Write out the entries below once more, exactly.

* Begin *

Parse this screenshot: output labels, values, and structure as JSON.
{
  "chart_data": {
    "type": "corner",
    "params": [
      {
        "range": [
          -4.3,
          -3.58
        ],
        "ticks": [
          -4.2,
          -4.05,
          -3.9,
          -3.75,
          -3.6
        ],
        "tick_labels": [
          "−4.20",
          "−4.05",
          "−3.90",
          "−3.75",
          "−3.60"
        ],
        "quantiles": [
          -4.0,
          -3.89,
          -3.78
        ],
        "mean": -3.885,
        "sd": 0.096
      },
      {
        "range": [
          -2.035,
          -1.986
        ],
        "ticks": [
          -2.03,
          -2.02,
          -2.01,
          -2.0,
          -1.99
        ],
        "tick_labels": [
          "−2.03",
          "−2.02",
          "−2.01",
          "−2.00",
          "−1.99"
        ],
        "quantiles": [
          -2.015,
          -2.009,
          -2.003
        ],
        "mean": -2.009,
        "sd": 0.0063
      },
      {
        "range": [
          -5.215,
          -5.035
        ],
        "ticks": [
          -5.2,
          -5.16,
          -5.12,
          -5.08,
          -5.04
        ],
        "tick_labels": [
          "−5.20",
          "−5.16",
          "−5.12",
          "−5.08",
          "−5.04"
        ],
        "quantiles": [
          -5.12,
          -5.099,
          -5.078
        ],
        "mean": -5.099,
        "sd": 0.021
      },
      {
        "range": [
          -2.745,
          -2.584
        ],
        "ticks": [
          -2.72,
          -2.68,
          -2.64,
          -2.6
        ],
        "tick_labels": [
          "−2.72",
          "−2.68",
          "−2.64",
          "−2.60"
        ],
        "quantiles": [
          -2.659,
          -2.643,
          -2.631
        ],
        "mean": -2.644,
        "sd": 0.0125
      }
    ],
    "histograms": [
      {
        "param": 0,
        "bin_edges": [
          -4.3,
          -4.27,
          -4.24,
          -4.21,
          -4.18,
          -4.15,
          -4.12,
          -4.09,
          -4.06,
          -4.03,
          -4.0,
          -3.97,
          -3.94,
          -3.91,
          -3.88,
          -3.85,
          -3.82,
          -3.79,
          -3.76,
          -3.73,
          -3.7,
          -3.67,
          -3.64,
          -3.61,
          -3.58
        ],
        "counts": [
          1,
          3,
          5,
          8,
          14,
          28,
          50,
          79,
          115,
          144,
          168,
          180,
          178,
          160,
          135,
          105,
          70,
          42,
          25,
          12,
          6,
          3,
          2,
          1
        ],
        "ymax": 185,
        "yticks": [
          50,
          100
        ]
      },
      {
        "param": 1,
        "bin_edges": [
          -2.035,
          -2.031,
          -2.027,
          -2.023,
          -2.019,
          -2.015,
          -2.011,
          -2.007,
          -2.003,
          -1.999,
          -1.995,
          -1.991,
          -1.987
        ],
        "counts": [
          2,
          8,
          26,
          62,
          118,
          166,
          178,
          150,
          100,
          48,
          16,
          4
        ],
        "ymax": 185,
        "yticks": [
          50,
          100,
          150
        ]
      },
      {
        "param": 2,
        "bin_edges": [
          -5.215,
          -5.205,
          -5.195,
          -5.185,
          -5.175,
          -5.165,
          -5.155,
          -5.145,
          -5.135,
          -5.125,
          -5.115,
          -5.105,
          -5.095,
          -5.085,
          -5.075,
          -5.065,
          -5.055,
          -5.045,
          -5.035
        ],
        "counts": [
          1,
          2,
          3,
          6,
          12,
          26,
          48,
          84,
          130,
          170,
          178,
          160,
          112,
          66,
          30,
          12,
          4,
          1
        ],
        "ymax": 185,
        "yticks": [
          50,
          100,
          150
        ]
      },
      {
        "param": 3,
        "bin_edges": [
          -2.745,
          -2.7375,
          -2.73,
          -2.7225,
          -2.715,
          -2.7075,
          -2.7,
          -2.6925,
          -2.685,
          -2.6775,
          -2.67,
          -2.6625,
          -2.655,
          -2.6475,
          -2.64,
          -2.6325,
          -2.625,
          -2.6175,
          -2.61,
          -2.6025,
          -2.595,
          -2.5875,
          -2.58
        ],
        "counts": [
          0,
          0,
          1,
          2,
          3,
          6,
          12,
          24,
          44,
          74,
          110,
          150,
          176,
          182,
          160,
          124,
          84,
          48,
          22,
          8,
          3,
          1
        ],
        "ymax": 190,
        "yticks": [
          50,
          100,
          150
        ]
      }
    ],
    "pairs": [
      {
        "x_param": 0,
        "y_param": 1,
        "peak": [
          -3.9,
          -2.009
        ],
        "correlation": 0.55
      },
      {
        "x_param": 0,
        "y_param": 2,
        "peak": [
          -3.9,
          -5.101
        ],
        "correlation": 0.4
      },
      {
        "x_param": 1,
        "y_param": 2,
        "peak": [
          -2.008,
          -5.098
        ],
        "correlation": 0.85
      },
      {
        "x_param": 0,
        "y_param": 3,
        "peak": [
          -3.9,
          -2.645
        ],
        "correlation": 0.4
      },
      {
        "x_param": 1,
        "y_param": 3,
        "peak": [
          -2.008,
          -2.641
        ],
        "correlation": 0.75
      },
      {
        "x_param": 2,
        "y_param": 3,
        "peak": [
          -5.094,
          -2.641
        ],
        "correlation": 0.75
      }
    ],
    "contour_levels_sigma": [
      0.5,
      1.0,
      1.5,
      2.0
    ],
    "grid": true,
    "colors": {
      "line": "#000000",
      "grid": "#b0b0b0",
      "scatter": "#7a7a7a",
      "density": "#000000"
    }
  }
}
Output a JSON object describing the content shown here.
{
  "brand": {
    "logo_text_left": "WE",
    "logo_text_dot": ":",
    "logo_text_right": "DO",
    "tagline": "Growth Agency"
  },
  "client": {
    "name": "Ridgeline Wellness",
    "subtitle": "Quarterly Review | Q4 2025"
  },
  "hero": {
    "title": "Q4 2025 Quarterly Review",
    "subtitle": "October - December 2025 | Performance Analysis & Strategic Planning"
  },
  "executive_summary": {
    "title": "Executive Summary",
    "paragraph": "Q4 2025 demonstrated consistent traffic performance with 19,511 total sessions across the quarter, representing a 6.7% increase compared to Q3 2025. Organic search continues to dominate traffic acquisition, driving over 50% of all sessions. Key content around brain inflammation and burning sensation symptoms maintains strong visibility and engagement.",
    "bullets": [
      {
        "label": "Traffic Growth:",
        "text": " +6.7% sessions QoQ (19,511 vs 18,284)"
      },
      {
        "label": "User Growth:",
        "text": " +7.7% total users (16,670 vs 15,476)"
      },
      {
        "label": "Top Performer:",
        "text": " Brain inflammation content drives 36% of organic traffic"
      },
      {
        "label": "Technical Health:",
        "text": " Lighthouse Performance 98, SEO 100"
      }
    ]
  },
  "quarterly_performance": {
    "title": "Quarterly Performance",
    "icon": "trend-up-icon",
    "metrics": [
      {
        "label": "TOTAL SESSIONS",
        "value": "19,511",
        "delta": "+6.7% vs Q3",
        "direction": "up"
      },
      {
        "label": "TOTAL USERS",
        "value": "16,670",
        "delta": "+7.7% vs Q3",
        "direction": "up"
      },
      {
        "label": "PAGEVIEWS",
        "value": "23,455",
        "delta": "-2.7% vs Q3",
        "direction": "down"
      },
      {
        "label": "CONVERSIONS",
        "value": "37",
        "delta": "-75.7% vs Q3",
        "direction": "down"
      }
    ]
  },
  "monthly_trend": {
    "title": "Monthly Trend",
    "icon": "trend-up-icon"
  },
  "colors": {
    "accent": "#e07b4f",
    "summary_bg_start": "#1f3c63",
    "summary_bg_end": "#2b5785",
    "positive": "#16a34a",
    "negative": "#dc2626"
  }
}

* End *

* Output of the task
Parse this screenshot: output labels, values, and structure as JSON.
{
  "chart_data": {
    "type": "corner",
    "params": [
      {
        "range": [
          -4.3,
          -3.58
        ],
        "ticks": [
          -4.2,
          -4.05,
          -3.9,
          -3.75,
          -3.6
        ],
        "tick_labels": [
          "−4.20",
          "−4.05",
          "−3.90",
          "−3.75",
          "−3.60"
        ],
        "quantiles": [
          -4.0,
          -3.89,
          -3.78
        ],
        "mean": -3.885,
        "sd": 0.096
      },
      {
        "range": [
          -2.035,
          -1.986
        ],
        "ticks": [
          -2.03,
          -2.02,
          -2.01,
          -2.0,
          -1.99
        ],
        "tick_labels": [
          "−2.03",
          "−2.02",
          "−2.01",
          "−2.00",
          "−1.99"
        ],
        "quantiles": [
          -2.015,
          -2.009,
          -2.003
        ],
        "mean": -2.009,
        "sd": 0.0063
      },
      {
        "range": [
          -5.215,
          -5.035
        ],
        "ticks": [
          -5.2,
          -5.16,
          -5.12,
          -5.08,
          -5.04
        ],
        "tick_labels": [
          "−5.20",
          "−5.16",
          "−5.12",
          "−5.08",
          "−5.04"
        ],
        "quantiles": [
          -5.12,
          -5.099,
          -5.078
        ],
        "mean": -5.099,
        "sd": 0.021
      },
      {
        "range": [
          -2.745,
          -2.584
        ],
        "ticks": [
          -2.72,
          -2.68,
          -2.64,
          -2.6
        ],
        "tick_labels": [
          "−2.72",
          "−2.68",
          "−2.64",
          "−2.60"
        ],
        "quantiles": [
          -2.659,
          -2.643,
          -2.631
        ],
        "mean": -2.644,
        "sd": 0.0125
      }
    ],
    "histograms": [
      {
        "param": 0,
        "bin_edges": [
          -4.3,
          -4.27,
          -4.24,
          -4.21,
          -4.18,
          -4.15,
          -4.12,
          -4.09,
          -4.06,
          -4.03,
          -4.0,
          -3.97,
          -3.94,
          -3.91,
          -3.88,
          -3.85,
          -3.82,
          -3.79,
          -3.76,
          -3.73,
          -3.7,
          -3.67,
          -3.64,
          -3.61,
          -3.58
        ],
        "counts": [
          1,
          3,
          5,
          8,
          14,
          28,
          50,
          79,
          115,
          144,
          168,
          180,
          178,
          160,
          135,
          105,
          70,
          42,
          25,
          12,
          6,
          3,
          2,
          1
        ],
        "ymax": 185,
        "yticks": [
          50,
          100
        ]
      },
      {
        "param": 1,
        "bin_edges": [
          -2.035,
          -2.031,
          -2.027,
          -2.023,
          -2.019,
          -2.015,
          -2.011,
          -2.007,
          -2.003,
          -1.999,
          -1.995,
          -1.991,
          -1.987
        ],
        "counts": [
          2,
          8,
          26,
          62,
          118,
          166,
          178,
          150,
          100,
          48,
          16,
          4
        ],
        "ymax": 185,
        "yticks": [
          50,
          100,
          150
        ]
      },
      {
        "param": 2,
        "bin_edges": [
          -5.215,
          -5.205,
          -5.195,
          -5.185,
          -5.175,
          -5.165,
          -5.155,
          -5.145,
          -5.135,
          -5.125,
          -5.115,
          -5.105,
          -5.095,
          -5.085,
          -5.075,
          -5.065,
          -5.055,
          -5.045,
          -5.035
        ],
        "counts": [
          1,
          2,
          3,
          6,
          12,
          26,
          48,
          84,
          130,
          170,
          178,
          160,
          112,
          66,
          30,
          12,
          4,
          1
        ],
        "ymax": 185,
        "yticks": [
          50,
          100,
          150
        ]
      },
      {
        "param": 3,
        "bin_edges": [
          -2.745,
          -2.7375,
          -2.73,
          -2.7225,
          -2.715,
          -2.7075,
          -2.7,
          -2.6925,
          -2.685,
          -2.6775,
          -2.67,
          -2.6625,
          -2.655,
          -2.6475,
          -2.64,
          -2.6325,
          -2.625,
          -2.6175,
          -2.61,
          -2.6025,
          -2.595,
          -2.5875,
          -2.58
        ],
        "counts": [
          0,
          0,
          1,
          2,
          3,
          6,
          12,
          24,
          44,
          74,
          110,
          150,
          176,
          182,
          160,
          124,
          84,
          48,
          22,
          8,
          3,
          1
        ],
        "ymax": 190,
        "yticks": [
          50,
          100,
          150
        ]
      }
    ],
    "pairs": [
      {
        "x_param": 0,
        "y_param": 1,
        "peak": [
          -3.9,
          -2.009
        ],
        "correlation": 0.55
      },
      {
        "x_param": 0,
        "y_param": 2,
        "peak": [
          -3.9,
          -5.101
        ],
        "correlation": 0.4
      },
      {
        "x_param": 1,
        "y_param": 2,
        "peak": [
          -2.008,
          -5.098
        ],
        "correlation": 0.85
      },
      {
        "x_param": 0,
        "y_param": 3,
        "peak": [
          -3.9,
          -2.645
        ],
        "correlation": 0.4
      },
      {
        "x_param": 1,
        "y_param": 3,
        "peak": [
          -2.008,
          -2.641
        ],
        "correlation": 0.75
      },
      {
        "x_param": 2,
        "y_param": 3,
        "peak": [
          -5.094,
          -2.641
        ],
        "correlation": 0.75
      }
    ],
    "contour_levels_sigma": [
      0.5,
      1.0,
      1.5,
      2.0
    ],
    "grid": true,
    "colors": {
      "line": "#000000",
      "grid": "#b0b0b0",
      "scatter": "#7a7a7a",
      "density": "#000000"
    }
  }
}
Output a JSON object describing the content shown here.
{
  "brand": {
    "logo_text_left": "WE",
    "logo_text_dot": ":",
    "logo_text_right": "DO",
    "tagline": "Growth Agency"
  },
  "client": {
    "name": "Ridgeline Wellness",
    "subtitle": "Quarterly Review | Q4 2025"
  },
  "hero": {
    "title": "Q4 2025 Quarterly Review",
    "subtitle": "October - December 2025 | Performance Analysis & Strategic Planning"
  },
  "executive_summary": {
    "title": "Executive Summary",
    "paragraph": "Q4 2025 demonstrated consistent traffic performance with 19,511 total sessions across the quarter, representing a 6.7% increase compared to Q3 2025. Organic search continues to dominate traffic acquisition, driving over 50% of all sessions. Key content around brain inflammation and burning sensation symptoms maintains strong visibility and engagement.",
    "bullets": [
      {
        "label": "Traffic Growth:",
        "text": " +6.7% sessions QoQ (19,511 vs 18,284)"
      },
      {
        "label": "User Growth:",
        "text": " +7.7% total users (16,670 vs 15,476)"
      },
      {
        "label": "Top Performer:",
        "text": " Brain inflammation content drives 36% of organic traffic"
      },
      {
        "label": "Technical Health:",
        "text": " Lighthouse Performance 98, SEO 100"
      }
    ]
  },
  "quarterly_performance": {
    "title": "Quarterly Performance",
    "icon": "trend-up-icon",
    "metrics": [
      {
        "label": "TOTAL SESSIONS",
        "value": "19,511",
        "delta": "+6.7% vs Q3",
        "direction": "up"
      },
      {
        "label": "TOTAL USERS",
        "value": "16,670",
        "delta": "+7.7% vs Q3",
        "direction": "up"
      },
      {
        "label": "PAGEVIEWS",
        "value": "23,455",
        "delta": "-2.7% vs Q3",
        "direction": "down"
      },
      {
        "label": "CONVERSIONS",
        "value": "37",
        "delta": "-75.7% vs Q3",
        "direction": "down"
      }
    ]
  },
  "monthly_trend": {
    "title": "Monthly Trend",
    "icon": "trend-up-icon"
  },
  "colors": {
    "accent": "#e07b4f",
    "summary_bg_start": "#1f3c63",
    "summary_bg_end": "#2b5785",
    "positive": "#16a34a",
    "negative": "#dc2626"
  }
}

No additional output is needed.